◆ **STORED ROWS**:
START
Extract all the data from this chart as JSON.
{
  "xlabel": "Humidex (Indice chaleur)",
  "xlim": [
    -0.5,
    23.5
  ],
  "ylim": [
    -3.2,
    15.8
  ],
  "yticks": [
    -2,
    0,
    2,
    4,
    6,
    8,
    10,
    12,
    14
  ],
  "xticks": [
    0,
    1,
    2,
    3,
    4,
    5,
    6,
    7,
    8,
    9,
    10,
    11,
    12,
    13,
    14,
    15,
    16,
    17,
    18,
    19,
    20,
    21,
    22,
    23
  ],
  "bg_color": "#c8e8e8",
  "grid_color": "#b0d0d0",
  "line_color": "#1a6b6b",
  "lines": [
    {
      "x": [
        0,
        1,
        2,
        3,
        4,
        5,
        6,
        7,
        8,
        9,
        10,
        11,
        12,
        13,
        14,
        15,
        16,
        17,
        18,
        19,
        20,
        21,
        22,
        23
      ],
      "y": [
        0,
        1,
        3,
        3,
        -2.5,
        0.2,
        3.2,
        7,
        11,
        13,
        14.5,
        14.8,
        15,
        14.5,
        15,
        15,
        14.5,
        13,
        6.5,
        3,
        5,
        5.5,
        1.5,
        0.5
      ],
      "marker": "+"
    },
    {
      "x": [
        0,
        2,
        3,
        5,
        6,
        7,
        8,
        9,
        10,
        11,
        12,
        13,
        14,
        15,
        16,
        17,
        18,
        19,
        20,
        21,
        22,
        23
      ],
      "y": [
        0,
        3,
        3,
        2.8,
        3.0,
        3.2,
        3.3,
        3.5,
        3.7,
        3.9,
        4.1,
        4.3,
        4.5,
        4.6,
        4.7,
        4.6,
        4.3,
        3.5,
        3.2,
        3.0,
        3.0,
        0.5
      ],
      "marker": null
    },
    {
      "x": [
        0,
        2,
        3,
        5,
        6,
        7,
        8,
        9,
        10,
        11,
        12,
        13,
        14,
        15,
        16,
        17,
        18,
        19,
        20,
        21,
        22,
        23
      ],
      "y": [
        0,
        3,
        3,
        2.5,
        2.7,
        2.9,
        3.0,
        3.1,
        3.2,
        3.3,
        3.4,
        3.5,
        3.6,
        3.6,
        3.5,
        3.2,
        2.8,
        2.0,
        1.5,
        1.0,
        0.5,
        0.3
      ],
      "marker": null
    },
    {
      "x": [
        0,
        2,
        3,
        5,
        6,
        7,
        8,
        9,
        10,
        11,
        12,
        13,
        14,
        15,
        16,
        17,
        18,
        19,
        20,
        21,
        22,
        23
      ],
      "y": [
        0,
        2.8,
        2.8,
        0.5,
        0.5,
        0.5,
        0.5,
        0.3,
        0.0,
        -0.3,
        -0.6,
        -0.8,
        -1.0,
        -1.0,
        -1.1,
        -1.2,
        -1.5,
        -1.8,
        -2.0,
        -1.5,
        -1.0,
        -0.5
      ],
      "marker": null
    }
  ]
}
END
Reproduce all the data word for word.

Extract all the data from this chart as JSON.
{
  "xlabel": "Humidex (Indice chaleur)",
  "xlim": [
    -0.5,
    23.5
  ],
  "ylim": [
    -3.2,
    15.8
  ],
  "yticks": [
    -2,
    0,
    2,
    4,
    6,
    8,
    10,
    12,
    14
  ],
  "xticks": [
    0,
    1,
    2,
    3,
    4,
    5,
    6,
    7,
    8,
    9,
    10,
    11,
    12,
    13,
    14,
    15,
    16,
    17,
    18,
    19,
    20,
    21,
    22,
    23
  ],
  "bg_color": "#c8e8e8",
  "grid_color": "#b0d0d0",
  "line_color": "#1a6b6b",
  "lines": [
    {
      "x": [
        0,
        1,
        2,
        3,
        4,
        5,
        6,
        7,
        8,
        9,
        10,
        11,
        12,
        13,
        14,
        15,
        16,
        17,
        18,
        19,
        20,
        21,
        22,
        23
      ],
      "y": [
        0,
        1,
        3,
        3,
        -2.5,
        0.2,
        3.2,
        7,
        11,
        13,
        14.5,
        14.8,
        15,
        14.5,
        15,
        15,
        14.5,
        13,
        6.5,
        3,
        5,
        5.5,
        1.5,
        0.5
      ],
      "marker": "+"
    },
    {
      "x": [
        0,
        2,
        3,
        5,
        6,
        7,
        8,
        9,
        10,
        11,
        12,
        13,
        14,
        15,
        16,
        17,
        18,
        19,
        20,
        21,
        22,
        23
      ],
      "y": [
        0,
        3,
        3,
        2.8,
        3.0,
        3.2,
        3.3,
        3.5,
        3.7,
        3.9,
        4.1,
        4.3,
        4.5,
        4.6,
        4.7,
        4.6,
        4.3,
        3.5,
        3.2,
        3.0,
        3.0,
        0.5
      ],
      "marker": null
    },
    {
      "x": [
        0,
        2,
        3,
        5,
        6,
        7,
        8,
        9,
        10,
        11,
        12,
        13,
        14,
        15,
        16,
        17,
        18,
        19,
        20,
        21,
        22,
        23
      ],
      "y": [
        0,
        3,
        3,
        2.5,
        2.7,
        2.9,
        3.0,
        3.1,
        3.2,
        3.3,
        3.4,
        3.5,
        3.6,
        3.6,
        3.5,
        3.2,
        2.8,
        2.0,
        1.5,
        1.0,
        0.5,
        0.3
      ],
      "marker": null
    },
    {
      "x": [
        0,
        2,
        3,
        5,
        6,
        7,
        8,
        9,
        10,
        11,
        12,
        13,
        14,
        15,
        16,
        17,
        18,
        19,
        20,
        21,
        22,
        23
      ],
      "y": [
        0,
        2.8,
        2.8,
        0.5,
        0.5,
        0.5,
        0.5,
        0.3,
        0.0,
        -0.3,
        -0.6,
        -0.8,
        -1.0,
        -1.0,
        -1.1,
        -1.2,
        -1.5,
        -1.8,
        -2.0,
        -1.5,
        -1.0,
        -0.5
      ],
      "marker": null
    }
  ]
}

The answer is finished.